# WHAT THE TASK ASKS:
From the entries below, copy every line that holds the word "samples".

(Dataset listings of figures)
◆ ◆ ◆ ◆
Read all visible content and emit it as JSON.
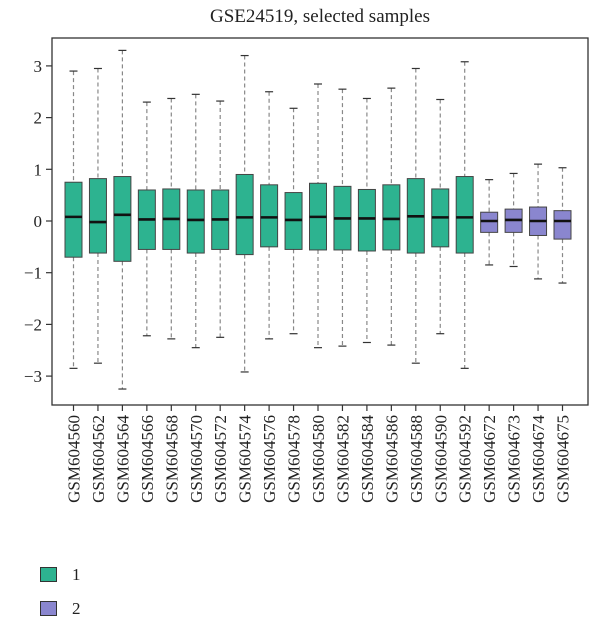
{
  "chart_data": {
    "type": "boxplot",
    "title": "GSE24519, selected samples",
    "xlabel": "",
    "ylabel": "",
    "ylim": [
      -3.5,
      3.5
    ],
    "yticks": [
      -3,
      -2,
      -1,
      0,
      1,
      2,
      3
    ],
    "grid": false,
    "legend_placement": "bottom-left",
    "groups": [
      {
        "name": "1",
        "color": "#2db390"
      },
      {
        "name": "2",
        "color": "#8a86cf"
      }
    ],
    "samples": [
      {
        "label": "GSM604560",
        "group": "1",
        "min": -2.85,
        "q1": -0.7,
        "median": 0.08,
        "q3": 0.75,
        "max": 2.9
      },
      {
        "label": "GSM604562",
        "group": "1",
        "min": -2.75,
        "q1": -0.62,
        "median": -0.02,
        "q3": 0.82,
        "max": 2.95
      },
      {
        "label": "GSM604564",
        "group": "1",
        "min": -3.25,
        "q1": -0.78,
        "median": 0.12,
        "q3": 0.86,
        "max": 3.3
      },
      {
        "label": "GSM604566",
        "group": "1",
        "min": -2.22,
        "q1": -0.55,
        "median": 0.03,
        "q3": 0.6,
        "max": 2.3
      },
      {
        "label": "GSM604568",
        "group": "1",
        "min": -2.28,
        "q1": -0.55,
        "median": 0.04,
        "q3": 0.62,
        "max": 2.37
      },
      {
        "label": "GSM604570",
        "group": "1",
        "min": -2.45,
        "q1": -0.62,
        "median": 0.02,
        "q3": 0.6,
        "max": 2.45
      },
      {
        "label": "GSM604572",
        "group": "1",
        "min": -2.25,
        "q1": -0.55,
        "median": 0.03,
        "q3": 0.6,
        "max": 2.32
      },
      {
        "label": "GSM604574",
        "group": "1",
        "min": -2.92,
        "q1": -0.65,
        "median": 0.07,
        "q3": 0.9,
        "max": 3.2
      },
      {
        "label": "GSM604576",
        "group": "1",
        "min": -2.28,
        "q1": -0.5,
        "median": 0.07,
        "q3": 0.7,
        "max": 2.5
      },
      {
        "label": "GSM604578",
        "group": "1",
        "min": -2.18,
        "q1": -0.55,
        "median": 0.02,
        "q3": 0.55,
        "max": 2.18
      },
      {
        "label": "GSM604580",
        "group": "1",
        "min": -2.45,
        "q1": -0.56,
        "median": 0.08,
        "q3": 0.73,
        "max": 2.65
      },
      {
        "label": "GSM604582",
        "group": "1",
        "min": -2.42,
        "q1": -0.56,
        "median": 0.05,
        "q3": 0.67,
        "max": 2.55
      },
      {
        "label": "GSM604584",
        "group": "1",
        "min": -2.35,
        "q1": -0.58,
        "median": 0.05,
        "q3": 0.61,
        "max": 2.37
      },
      {
        "label": "GSM604586",
        "group": "1",
        "min": -2.4,
        "q1": -0.56,
        "median": 0.04,
        "q3": 0.7,
        "max": 2.57
      },
      {
        "label": "GSM604588",
        "group": "1",
        "min": -2.75,
        "q1": -0.62,
        "median": 0.09,
        "q3": 0.82,
        "max": 2.95
      },
      {
        "label": "GSM604590",
        "group": "1",
        "min": -2.18,
        "q1": -0.5,
        "median": 0.07,
        "q3": 0.62,
        "max": 2.35
      },
      {
        "label": "GSM604592",
        "group": "1",
        "min": -2.85,
        "q1": -0.62,
        "median": 0.07,
        "q3": 0.86,
        "max": 3.08
      },
      {
        "label": "GSM604672",
        "group": "2",
        "min": -0.85,
        "q1": -0.22,
        "median": 0.0,
        "q3": 0.17,
        "max": 0.8
      },
      {
        "label": "GSM604673",
        "group": "2",
        "min": -0.88,
        "q1": -0.22,
        "median": 0.02,
        "q3": 0.23,
        "max": 0.92
      },
      {
        "label": "GSM604674",
        "group": "2",
        "min": -1.12,
        "q1": -0.28,
        "median": 0.0,
        "q3": 0.27,
        "max": 1.1
      },
      {
        "label": "GSM604675",
        "group": "2",
        "min": -1.2,
        "q1": -0.35,
        "median": 0.0,
        "q3": 0.2,
        "max": 1.03
      }
    ]
  }
}
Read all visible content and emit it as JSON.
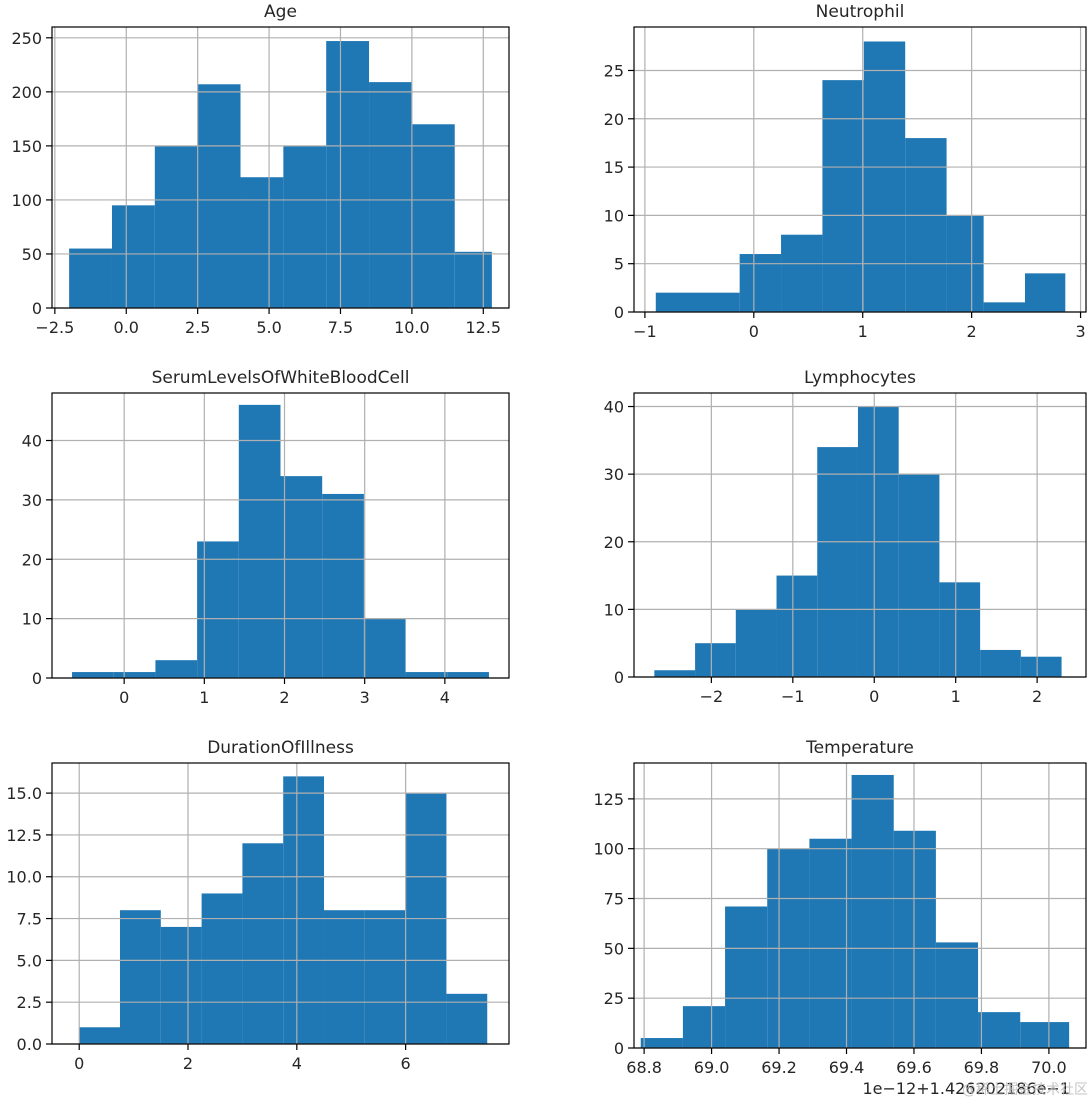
{
  "chart_data": [
    {
      "type": "bar",
      "title": "Age",
      "xlim": [
        -2.6,
        13.4
      ],
      "ylim": [
        0,
        260
      ],
      "xticks": [
        -2.5,
        0.0,
        2.5,
        5.0,
        7.5,
        10.0,
        12.5
      ],
      "xtick_labels": [
        "−2.5",
        "0.0",
        "2.5",
        "5.0",
        "7.5",
        "10.0",
        "12.5"
      ],
      "yticks": [
        0,
        50,
        100,
        150,
        200,
        250
      ],
      "ytick_labels": [
        "0",
        "50",
        "100",
        "150",
        "200",
        "250"
      ],
      "bin_edges": [
        -2.0,
        -0.5,
        1.0,
        2.5,
        4.0,
        5.5,
        7.0,
        8.5,
        10.0,
        11.5,
        12.8
      ],
      "counts": [
        55,
        95,
        150,
        207,
        121,
        150,
        247,
        209,
        170,
        52
      ]
    },
    {
      "type": "bar",
      "title": "Neutrophil",
      "xlim": [
        -1.1,
        3.05
      ],
      "ylim": [
        0,
        29.5
      ],
      "xticks": [
        -1,
        0,
        1,
        2,
        3
      ],
      "xtick_labels": [
        "−1",
        "0",
        "1",
        "2",
        "3"
      ],
      "yticks": [
        0,
        5,
        10,
        15,
        20,
        25
      ],
      "ytick_labels": [
        "0",
        "5",
        "10",
        "15",
        "20",
        "25"
      ],
      "bin_edges": [
        -0.9,
        -0.13,
        0.25,
        0.63,
        1.01,
        1.39,
        1.77,
        2.11,
        2.49,
        2.86
      ],
      "counts": [
        2,
        6,
        8,
        24,
        28,
        18,
        10,
        1,
        4
      ]
    },
    {
      "type": "bar",
      "title": "SerumLevelsOfWhiteBloodCell",
      "xlim": [
        -0.9,
        4.8
      ],
      "ylim": [
        0,
        48
      ],
      "xticks": [
        0,
        1,
        2,
        3,
        4
      ],
      "xtick_labels": [
        "0",
        "1",
        "2",
        "3",
        "4"
      ],
      "yticks": [
        0,
        10,
        20,
        30,
        40
      ],
      "ytick_labels": [
        "0",
        "10",
        "20",
        "30",
        "40"
      ],
      "bin_edges": [
        -0.65,
        -0.13,
        0.39,
        0.91,
        1.43,
        1.95,
        2.47,
        2.99,
        3.51,
        4.03,
        4.55
      ],
      "counts": [
        1,
        1,
        3,
        23,
        46,
        34,
        31,
        10,
        1,
        1
      ]
    },
    {
      "type": "bar",
      "title": "Lymphocytes",
      "xlim": [
        -2.95,
        2.6
      ],
      "ylim": [
        0,
        42
      ],
      "xticks": [
        -2,
        -1,
        0,
        1,
        2
      ],
      "xtick_labels": [
        "−2",
        "−1",
        "0",
        "1",
        "2"
      ],
      "yticks": [
        0,
        10,
        20,
        30,
        40
      ],
      "ytick_labels": [
        "0",
        "10",
        "20",
        "30",
        "40"
      ],
      "bin_edges": [
        -2.7,
        -2.2,
        -1.7,
        -1.2,
        -0.7,
        -0.2,
        0.3,
        0.8,
        1.3,
        1.8,
        2.3
      ],
      "counts": [
        1,
        5,
        10,
        15,
        34,
        40,
        30,
        14,
        4,
        3
      ]
    },
    {
      "type": "bar",
      "title": "DurationOfIllness",
      "xlim": [
        -0.5,
        7.9
      ],
      "ylim": [
        0,
        16.8
      ],
      "xticks": [
        0,
        2,
        4,
        6
      ],
      "xtick_labels": [
        "0",
        "2",
        "4",
        "6"
      ],
      "yticks": [
        0.0,
        2.5,
        5.0,
        7.5,
        10.0,
        12.5,
        15.0
      ],
      "ytick_labels": [
        "0.0",
        "2.5",
        "5.0",
        "7.5",
        "10.0",
        "12.5",
        "15.0"
      ],
      "bin_edges": [
        0.0,
        0.75,
        1.5,
        2.25,
        3.0,
        3.75,
        4.5,
        5.25,
        6.0,
        6.75,
        7.5
      ],
      "counts": [
        1,
        8,
        7,
        9,
        12,
        16,
        8,
        8,
        15,
        3
      ]
    },
    {
      "type": "bar",
      "title": "Temperature",
      "xlim": [
        68.77,
        70.11
      ],
      "ylim": [
        0,
        143
      ],
      "xticks": [
        68.8,
        69.0,
        69.2,
        69.4,
        69.6,
        69.8,
        70.0
      ],
      "xtick_labels": [
        "68.8",
        "69.0",
        "69.2",
        "69.4",
        "69.6",
        "69.8",
        "70.0"
      ],
      "yticks": [
        0,
        25,
        50,
        75,
        100,
        125
      ],
      "ytick_labels": [
        "0",
        "25",
        "50",
        "75",
        "100",
        "125"
      ],
      "bin_edges": [
        68.79,
        68.915,
        69.04,
        69.165,
        69.29,
        69.415,
        69.54,
        69.665,
        69.79,
        69.915,
        70.06
      ],
      "counts": [
        5,
        21,
        71,
        100,
        105,
        137,
        109,
        53,
        18,
        13
      ]
    }
  ],
  "temperature_offset_text": "1e−12+1.426202186e−1",
  "watermark_text": "@稀土掘金技术社区",
  "colors": {
    "bar": "#1f77b4",
    "grid": "#b0b0b0",
    "axis": "#000000",
    "text": "#262626"
  }
}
◆ ◆ ◆ ◆
# IN RESPONSE:
    "title": "GSE24519, selected samples",
    "samples": [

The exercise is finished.